>> begin

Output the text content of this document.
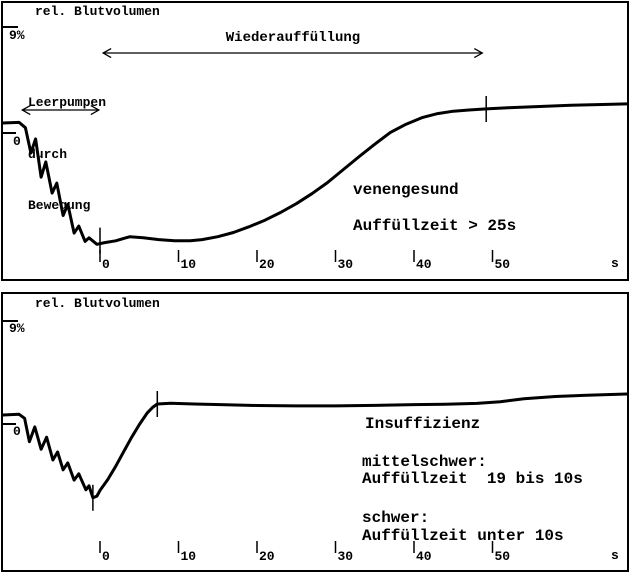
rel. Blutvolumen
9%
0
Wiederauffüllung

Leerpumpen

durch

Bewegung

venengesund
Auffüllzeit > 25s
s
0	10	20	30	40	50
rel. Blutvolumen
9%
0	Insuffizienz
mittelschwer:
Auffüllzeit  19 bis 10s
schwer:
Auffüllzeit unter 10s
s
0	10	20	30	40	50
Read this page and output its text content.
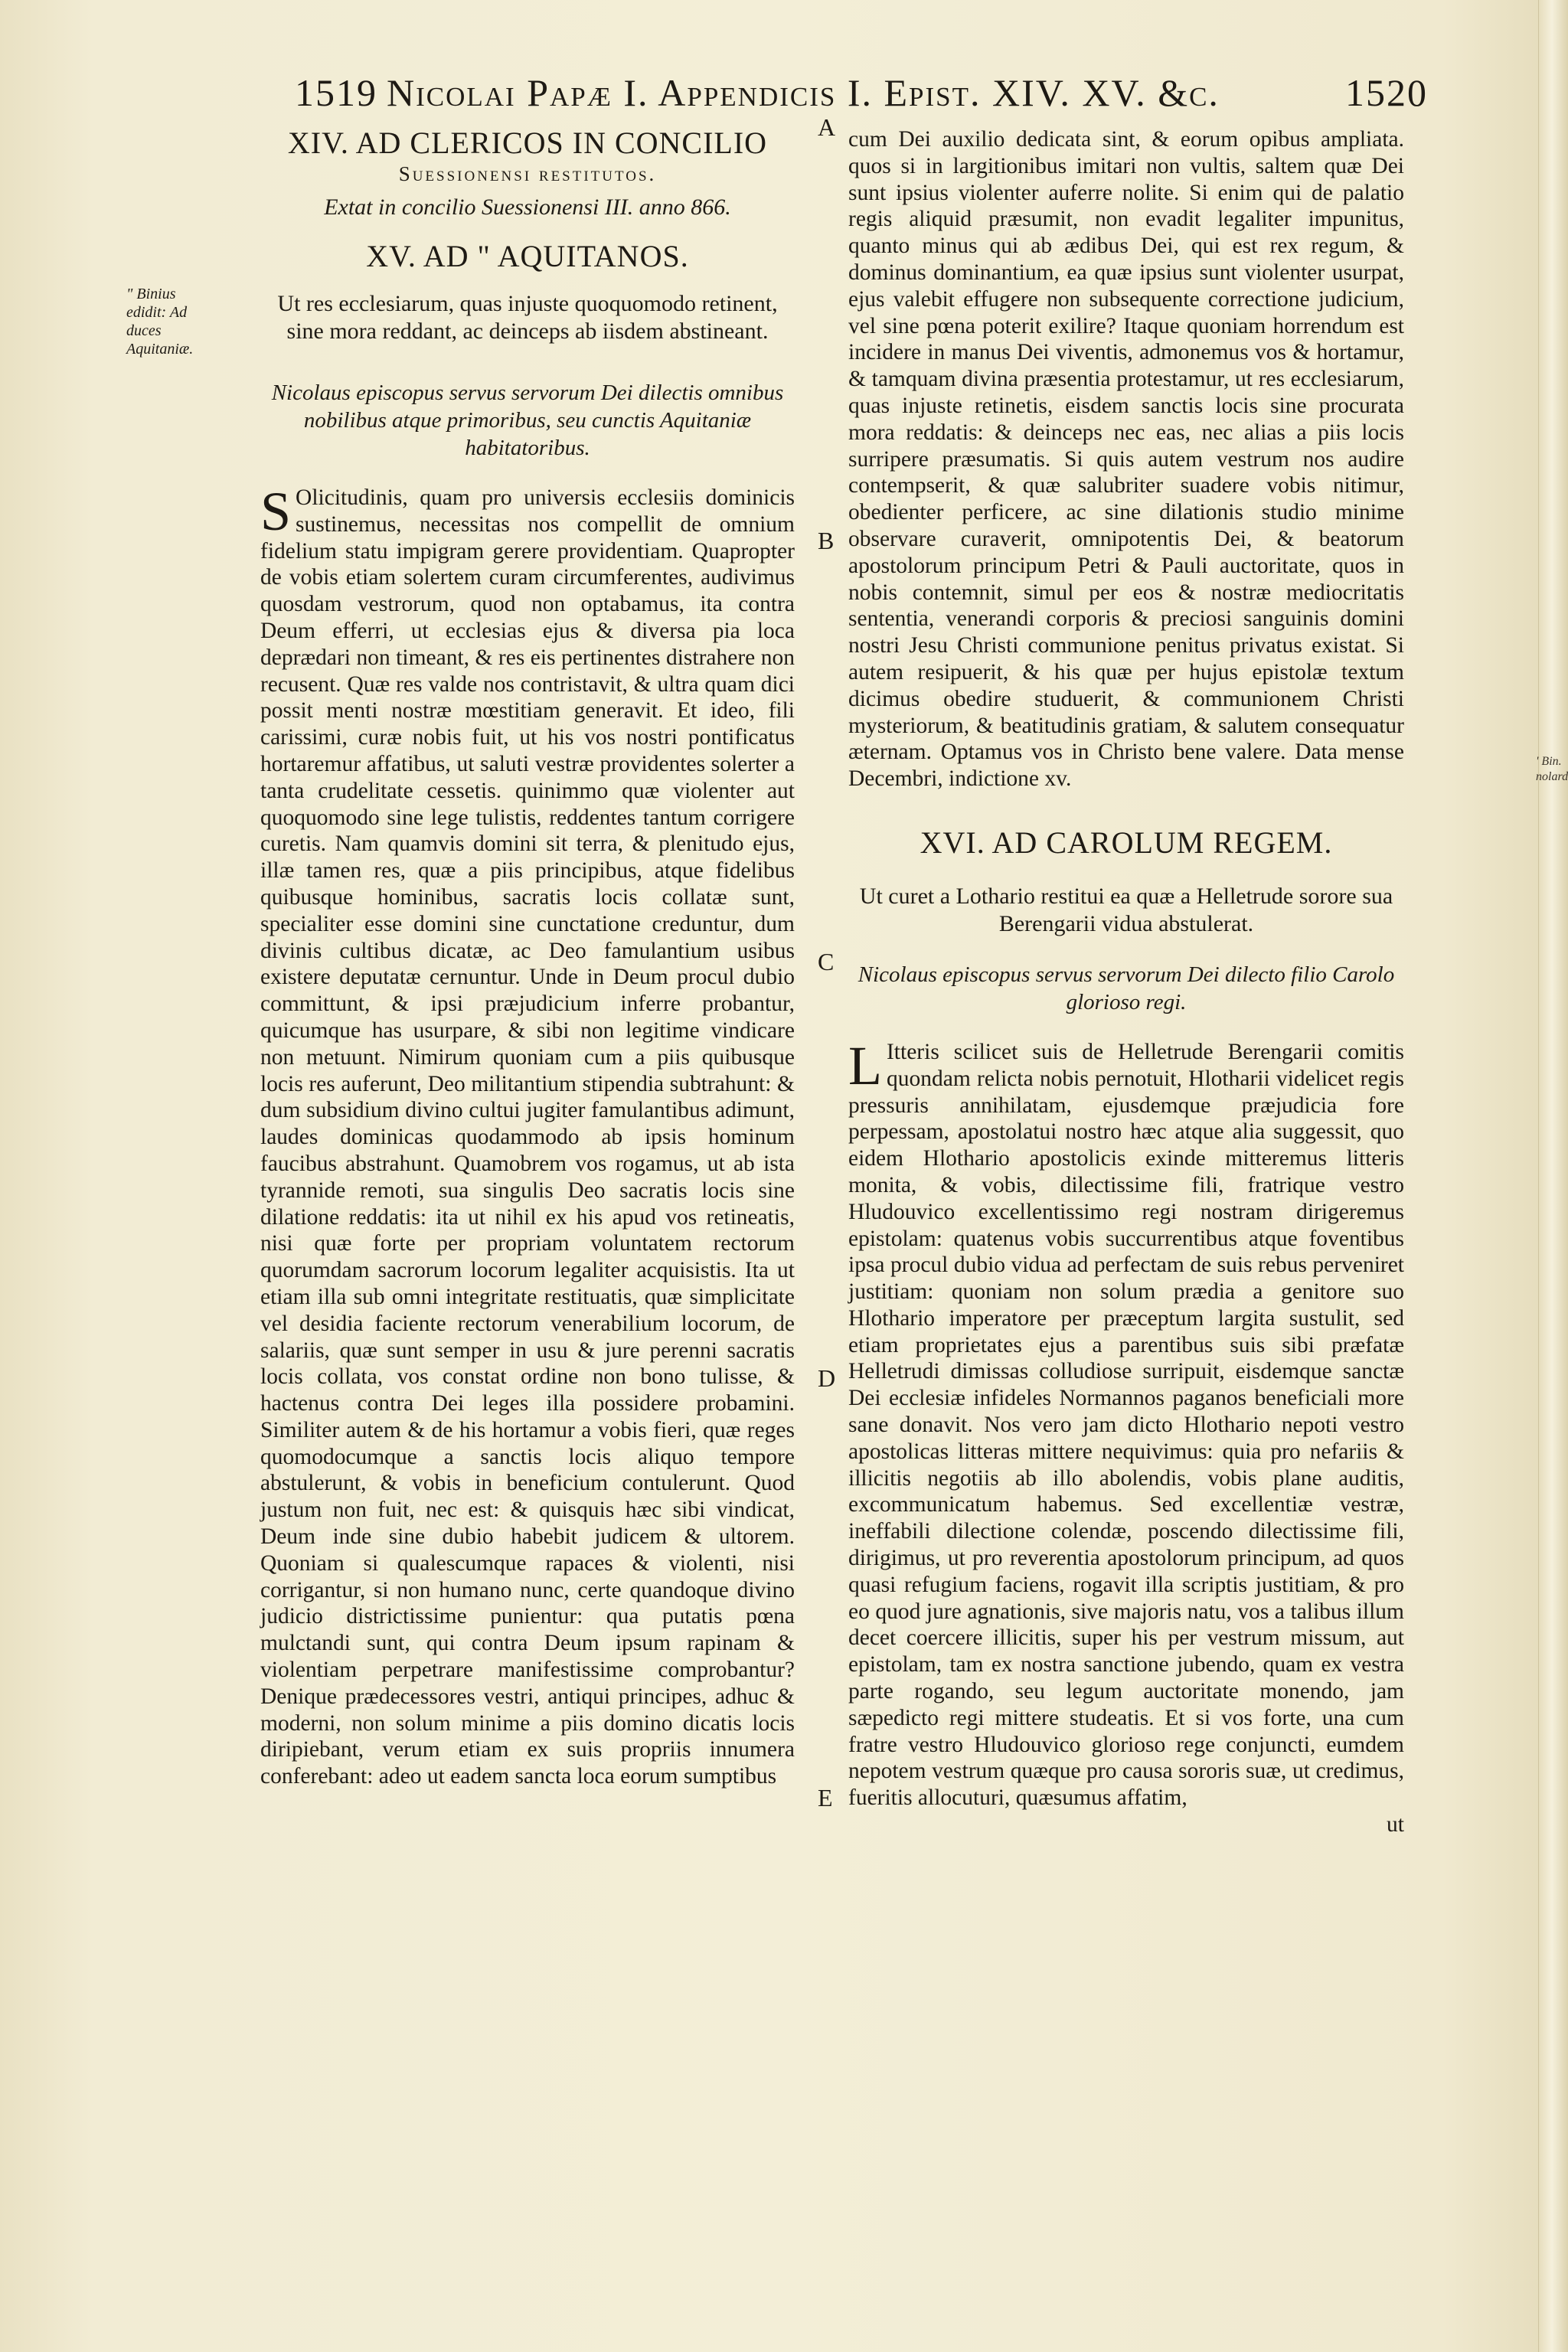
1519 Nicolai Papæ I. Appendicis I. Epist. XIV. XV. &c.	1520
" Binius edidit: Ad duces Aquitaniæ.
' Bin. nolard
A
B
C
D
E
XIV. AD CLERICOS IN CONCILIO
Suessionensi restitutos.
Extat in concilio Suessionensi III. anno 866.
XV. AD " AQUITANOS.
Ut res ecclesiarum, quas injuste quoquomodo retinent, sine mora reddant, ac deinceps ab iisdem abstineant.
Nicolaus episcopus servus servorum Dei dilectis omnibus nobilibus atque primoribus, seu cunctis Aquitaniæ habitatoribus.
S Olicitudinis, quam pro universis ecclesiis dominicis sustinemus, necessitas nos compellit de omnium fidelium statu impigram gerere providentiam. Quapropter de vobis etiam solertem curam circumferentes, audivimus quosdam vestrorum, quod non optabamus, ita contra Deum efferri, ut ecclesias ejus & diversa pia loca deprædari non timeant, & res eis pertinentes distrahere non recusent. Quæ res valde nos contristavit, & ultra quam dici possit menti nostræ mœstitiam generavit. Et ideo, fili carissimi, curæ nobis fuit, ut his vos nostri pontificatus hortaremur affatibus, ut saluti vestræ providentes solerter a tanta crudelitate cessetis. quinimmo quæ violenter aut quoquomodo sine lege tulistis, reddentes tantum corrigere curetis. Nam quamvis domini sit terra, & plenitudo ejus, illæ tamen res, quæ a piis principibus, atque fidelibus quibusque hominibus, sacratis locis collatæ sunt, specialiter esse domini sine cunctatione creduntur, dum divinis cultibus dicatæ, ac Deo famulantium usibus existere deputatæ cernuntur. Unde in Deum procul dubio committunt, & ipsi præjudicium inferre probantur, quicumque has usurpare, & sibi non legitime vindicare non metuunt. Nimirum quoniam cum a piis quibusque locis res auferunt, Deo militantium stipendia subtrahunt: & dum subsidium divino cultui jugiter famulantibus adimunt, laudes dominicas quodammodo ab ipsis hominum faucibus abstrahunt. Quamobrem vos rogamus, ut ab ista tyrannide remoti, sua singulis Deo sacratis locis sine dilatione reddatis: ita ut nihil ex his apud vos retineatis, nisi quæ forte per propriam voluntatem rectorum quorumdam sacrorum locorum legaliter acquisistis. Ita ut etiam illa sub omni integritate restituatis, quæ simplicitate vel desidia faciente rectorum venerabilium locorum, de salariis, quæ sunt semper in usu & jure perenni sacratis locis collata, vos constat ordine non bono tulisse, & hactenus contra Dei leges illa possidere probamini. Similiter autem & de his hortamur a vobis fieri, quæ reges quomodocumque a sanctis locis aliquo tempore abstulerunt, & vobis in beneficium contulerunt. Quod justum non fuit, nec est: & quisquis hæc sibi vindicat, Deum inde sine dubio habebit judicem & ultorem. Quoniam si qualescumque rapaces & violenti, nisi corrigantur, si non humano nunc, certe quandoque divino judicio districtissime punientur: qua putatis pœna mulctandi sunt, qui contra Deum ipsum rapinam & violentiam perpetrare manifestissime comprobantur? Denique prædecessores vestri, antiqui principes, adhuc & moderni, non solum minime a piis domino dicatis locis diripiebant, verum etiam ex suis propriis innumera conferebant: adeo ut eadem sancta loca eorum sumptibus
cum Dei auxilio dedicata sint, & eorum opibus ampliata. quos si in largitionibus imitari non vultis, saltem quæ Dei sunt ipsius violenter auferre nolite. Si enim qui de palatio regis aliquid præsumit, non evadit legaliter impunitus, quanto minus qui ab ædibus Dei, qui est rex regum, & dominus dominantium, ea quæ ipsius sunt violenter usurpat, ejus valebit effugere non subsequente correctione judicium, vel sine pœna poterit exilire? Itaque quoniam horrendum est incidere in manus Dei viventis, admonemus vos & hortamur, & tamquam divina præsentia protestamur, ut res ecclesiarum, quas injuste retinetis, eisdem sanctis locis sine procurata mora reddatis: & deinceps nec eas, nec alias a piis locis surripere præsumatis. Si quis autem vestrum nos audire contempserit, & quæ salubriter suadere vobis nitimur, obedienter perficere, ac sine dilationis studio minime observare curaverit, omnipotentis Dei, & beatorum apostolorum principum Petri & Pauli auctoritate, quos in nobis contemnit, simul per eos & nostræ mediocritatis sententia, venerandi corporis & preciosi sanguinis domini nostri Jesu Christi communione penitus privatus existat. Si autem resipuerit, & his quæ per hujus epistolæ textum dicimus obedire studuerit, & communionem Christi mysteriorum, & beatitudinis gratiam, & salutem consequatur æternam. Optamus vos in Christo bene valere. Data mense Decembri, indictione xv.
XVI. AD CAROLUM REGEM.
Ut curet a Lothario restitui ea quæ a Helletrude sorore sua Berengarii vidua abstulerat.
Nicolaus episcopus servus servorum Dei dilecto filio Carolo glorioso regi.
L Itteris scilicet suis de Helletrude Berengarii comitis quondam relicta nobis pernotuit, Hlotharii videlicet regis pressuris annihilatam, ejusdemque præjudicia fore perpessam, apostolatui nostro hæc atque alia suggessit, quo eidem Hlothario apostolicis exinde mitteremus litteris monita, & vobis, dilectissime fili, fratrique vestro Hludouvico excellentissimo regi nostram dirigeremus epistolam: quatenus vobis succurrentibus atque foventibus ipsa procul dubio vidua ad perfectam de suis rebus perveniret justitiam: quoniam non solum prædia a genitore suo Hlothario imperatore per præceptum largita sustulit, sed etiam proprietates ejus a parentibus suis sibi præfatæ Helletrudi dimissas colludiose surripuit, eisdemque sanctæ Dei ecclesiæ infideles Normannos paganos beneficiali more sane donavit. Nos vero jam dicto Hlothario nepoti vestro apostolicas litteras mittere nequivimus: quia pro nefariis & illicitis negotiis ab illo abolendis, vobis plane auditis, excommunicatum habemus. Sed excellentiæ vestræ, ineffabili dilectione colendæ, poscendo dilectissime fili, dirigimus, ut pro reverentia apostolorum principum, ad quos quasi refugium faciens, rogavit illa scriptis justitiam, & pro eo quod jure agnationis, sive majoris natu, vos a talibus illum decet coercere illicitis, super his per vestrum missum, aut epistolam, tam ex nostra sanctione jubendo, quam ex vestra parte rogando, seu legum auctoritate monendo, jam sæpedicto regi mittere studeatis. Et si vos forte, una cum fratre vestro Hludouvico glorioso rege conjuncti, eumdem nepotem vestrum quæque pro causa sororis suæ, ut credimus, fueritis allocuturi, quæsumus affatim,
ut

>> end

→ **Task statement**
Output an exact copy of the material, with the pictures removed.

→ **Exercise response**
Output the text content of this document.
rel. Blutvolumen
9%
0
Wiederauffüllung

Leerpumpen

durch

Bewegung

venengesund
Auffüllzeit > 25s
s
0	10	20	30	40	50
rel. Blutvolumen
9%
0	Insuffizienz
mittelschwer:
Auffüllzeit  19 bis 10s
schwer:
Auffüllzeit unter 10s
s
0	10	20	30	40	50
Read this page and output its text content.
1519 Nicolai Papæ I. Appendicis I. Epist. XIV. XV. &c.	1520
" Binius edidit: Ad duces Aquitaniæ.
' Bin. nolard
A
B
C
D
E
XIV. AD CLERICOS IN CONCILIO
Suessionensi restitutos.
Extat in concilio Suessionensi III. anno 866.
XV. AD " AQUITANOS.
Ut res ecclesiarum, quas injuste quoquomodo retinent, sine mora reddant, ac deinceps ab iisdem abstineant.
Nicolaus episcopus servus servorum Dei dilectis omnibus nobilibus atque primoribus, seu cunctis Aquitaniæ habitatoribus.
S Olicitudinis, quam pro universis ecclesiis dominicis sustinemus, necessitas nos compellit de omnium fidelium statu impigram gerere providentiam. Quapropter de vobis etiam solertem curam circumferentes, audivimus quosdam vestrorum, quod non optabamus, ita contra Deum efferri, ut ecclesias ejus & diversa pia loca deprædari non timeant, & res eis pertinentes distrahere non recusent. Quæ res valde nos contristavit, & ultra quam dici possit menti nostræ mœstitiam generavit. Et ideo, fili carissimi, curæ nobis fuit, ut his vos nostri pontificatus hortaremur affatibus, ut saluti vestræ providentes solerter a tanta crudelitate cessetis. quinimmo quæ violenter aut quoquomodo sine lege tulistis, reddentes tantum corrigere curetis. Nam quamvis domini sit terra, & plenitudo ejus, illæ tamen res, quæ a piis principibus, atque fidelibus quibusque hominibus, sacratis locis collatæ sunt, specialiter esse domini sine cunctatione creduntur, dum divinis cultibus dicatæ, ac Deo famulantium usibus existere deputatæ cernuntur. Unde in Deum procul dubio committunt, & ipsi præjudicium inferre probantur, quicumque has usurpare, & sibi non legitime vindicare non metuunt. Nimirum quoniam cum a piis quibusque locis res auferunt, Deo militantium stipendia subtrahunt: & dum subsidium divino cultui jugiter famulantibus adimunt, laudes dominicas quodammodo ab ipsis hominum faucibus abstrahunt. Quamobrem vos rogamus, ut ab ista tyrannide remoti, sua singulis Deo sacratis locis sine dilatione reddatis: ita ut nihil ex his apud vos retineatis, nisi quæ forte per propriam voluntatem rectorum quorumdam sacrorum locorum legaliter acquisistis. Ita ut etiam illa sub omni integritate restituatis, quæ simplicitate vel desidia faciente rectorum venerabilium locorum, de salariis, quæ sunt semper in usu & jure perenni sacratis locis collata, vos constat ordine non bono tulisse, & hactenus contra Dei leges illa possidere probamini. Similiter autem & de his hortamur a vobis fieri, quæ reges quomodocumque a sanctis locis aliquo tempore abstulerunt, & vobis in beneficium contulerunt. Quod justum non fuit, nec est: & quisquis hæc sibi vindicat, Deum inde sine dubio habebit judicem & ultorem. Quoniam si qualescumque rapaces & violenti, nisi corrigantur, si non humano nunc, certe quandoque divino judicio districtissime punientur: qua putatis pœna mulctandi sunt, qui contra Deum ipsum rapinam & violentiam perpetrare manifestissime comprobantur? Denique prædecessores vestri, antiqui principes, adhuc & moderni, non solum minime a piis domino dicatis locis diripiebant, verum etiam ex suis propriis innumera conferebant: adeo ut eadem sancta loca eorum sumptibus
cum Dei auxilio dedicata sint, & eorum opibus ampliata. quos si in largitionibus imitari non vultis, saltem quæ Dei sunt ipsius violenter auferre nolite. Si enim qui de palatio regis aliquid præsumit, non evadit legaliter impunitus, quanto minus qui ab ædibus Dei, qui est rex regum, & dominus dominantium, ea quæ ipsius sunt violenter usurpat, ejus valebit effugere non subsequente correctione judicium, vel sine pœna poterit exilire? Itaque quoniam horrendum est incidere in manus Dei viventis, admonemus vos & hortamur, & tamquam divina præsentia protestamur, ut res ecclesiarum, quas injuste retinetis, eisdem sanctis locis sine procurata mora reddatis: & deinceps nec eas, nec alias a piis locis surripere præsumatis. Si quis autem vestrum nos audire contempserit, & quæ salubriter suadere vobis nitimur, obedienter perficere, ac sine dilationis studio minime observare curaverit, omnipotentis Dei, & beatorum apostolorum principum Petri & Pauli auctoritate, quos in nobis contemnit, simul per eos & nostræ mediocritatis sententia, venerandi corporis & preciosi sanguinis domini nostri Jesu Christi communione penitus privatus existat. Si autem resipuerit, & his quæ per hujus epistolæ textum dicimus obedire studuerit, & communionem Christi mysteriorum, & beatitudinis gratiam, & salutem consequatur æternam. Optamus vos in Christo bene valere. Data mense Decembri, indictione xv.
XVI. AD CAROLUM REGEM.
Ut curet a Lothario restitui ea quæ a Helletrude sorore sua Berengarii vidua abstulerat.
Nicolaus episcopus servus servorum Dei dilecto filio Carolo glorioso regi.
L Itteris scilicet suis de Helletrude Berengarii comitis quondam relicta nobis pernotuit, Hlotharii videlicet regis pressuris annihilatam, ejusdemque præjudicia fore perpessam, apostolatui nostro hæc atque alia suggessit, quo eidem Hlothario apostolicis exinde mitteremus litteris monita, & vobis, dilectissime fili, fratrique vestro Hludouvico excellentissimo regi nostram dirigeremus epistolam: quatenus vobis succurrentibus atque foventibus ipsa procul dubio vidua ad perfectam de suis rebus perveniret justitiam: quoniam non solum prædia a genitore suo Hlothario imperatore per præceptum largita sustulit, sed etiam proprietates ejus a parentibus suis sibi præfatæ Helletrudi dimissas colludiose surripuit, eisdemque sanctæ Dei ecclesiæ infideles Normannos paganos beneficiali more sane donavit. Nos vero jam dicto Hlothario nepoti vestro apostolicas litteras mittere nequivimus: quia pro nefariis & illicitis negotiis ab illo abolendis, vobis plane auditis, excommunicatum habemus. Sed excellentiæ vestræ, ineffabili dilectione colendæ, poscendo dilectissime fili, dirigimus, ut pro reverentia apostolorum principum, ad quos quasi refugium faciens, rogavit illa scriptis justitiam, & pro eo quod jure agnationis, sive majoris natu, vos a talibus illum decet coercere illicitis, super his per vestrum missum, aut epistolam, tam ex nostra sanctione jubendo, quam ex vestra parte rogando, seu legum auctoritate monendo, jam sæpedicto regi mittere studeatis. Et si vos forte, una cum fratre vestro Hludouvico glorioso rege conjuncti, eumdem nepotem vestrum quæque pro causa sororis suæ, ut credimus, fueritis allocuturi, quæsumus affatim,
ut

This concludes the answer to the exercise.